### [Exercise description]
Make a verbatim copy of the entries below; pictures stay out.

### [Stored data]
** START **

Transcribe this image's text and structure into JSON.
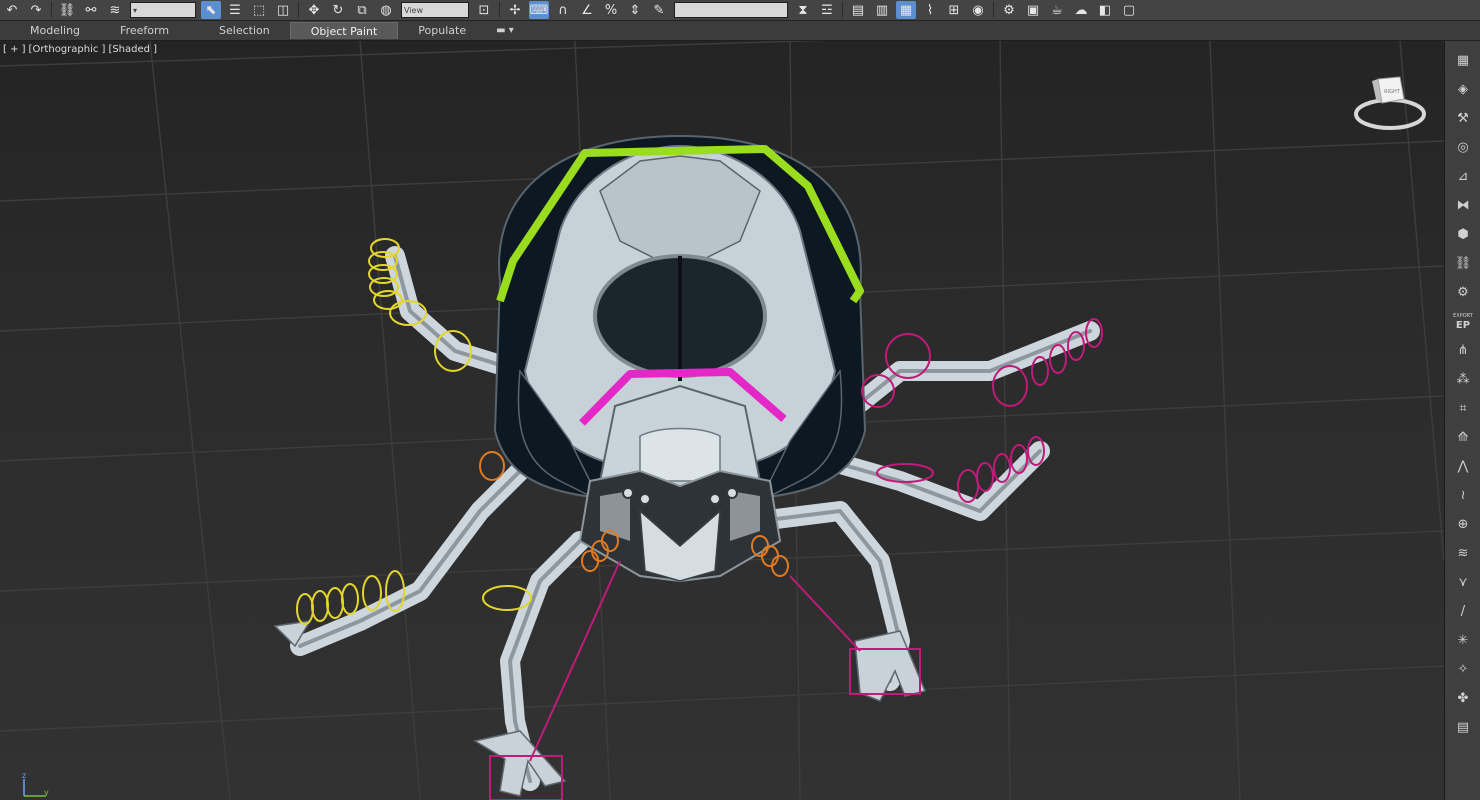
{
  "toolbar": {
    "layer_field": "▾",
    "selection_set_field": "",
    "viewport_dropdown": "View"
  },
  "ribbon": {
    "tabs": [
      "Modeling",
      "Freeform",
      "Selection",
      "Object Paint",
      "Populate"
    ],
    "active_tab": "Object Paint",
    "extra_control": "▾"
  },
  "viewport": {
    "label_plus": "[ + ]",
    "label_view": "[Orthographic ]",
    "label_shading": "[Shaded ]",
    "viewcube_face": "RIGHT",
    "axis_z": "z",
    "axis_y": "y"
  },
  "command_panel": {
    "ep_label": "EP",
    "ep_caption": "EXPORT"
  },
  "colors": {
    "head_controller": "#9adc1e",
    "mouth_controller": "#e428c8",
    "left_leg_controller": "#e3d62a",
    "right_leg_controller": "#c01a7a",
    "mid_leg_controller": "#e07a20",
    "grid": "#3b3b3b",
    "active_button": "#5b8fd0"
  }
}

** END **

### [Exercise response]
Transcribe this image's text and structure into JSON.
{
  "toolbar": {
    "layer_field": "▾",
    "selection_set_field": "",
    "viewport_dropdown": "View"
  },
  "ribbon": {
    "tabs": [
      "Modeling",
      "Freeform",
      "Selection",
      "Object Paint",
      "Populate"
    ],
    "active_tab": "Object Paint",
    "extra_control": "▾"
  },
  "viewport": {
    "label_plus": "[ + ]",
    "label_view": "[Orthographic ]",
    "label_shading": "[Shaded ]",
    "viewcube_face": "RIGHT",
    "axis_z": "z",
    "axis_y": "y"
  },
  "command_panel": {
    "ep_label": "EP",
    "ep_caption": "EXPORT"
  },
  "colors": {
    "head_controller": "#9adc1e",
    "mouth_controller": "#e428c8",
    "left_leg_controller": "#e3d62a",
    "right_leg_controller": "#c01a7a",
    "mid_leg_controller": "#e07a20",
    "grid": "#3b3b3b",
    "active_button": "#5b8fd0"
  }
}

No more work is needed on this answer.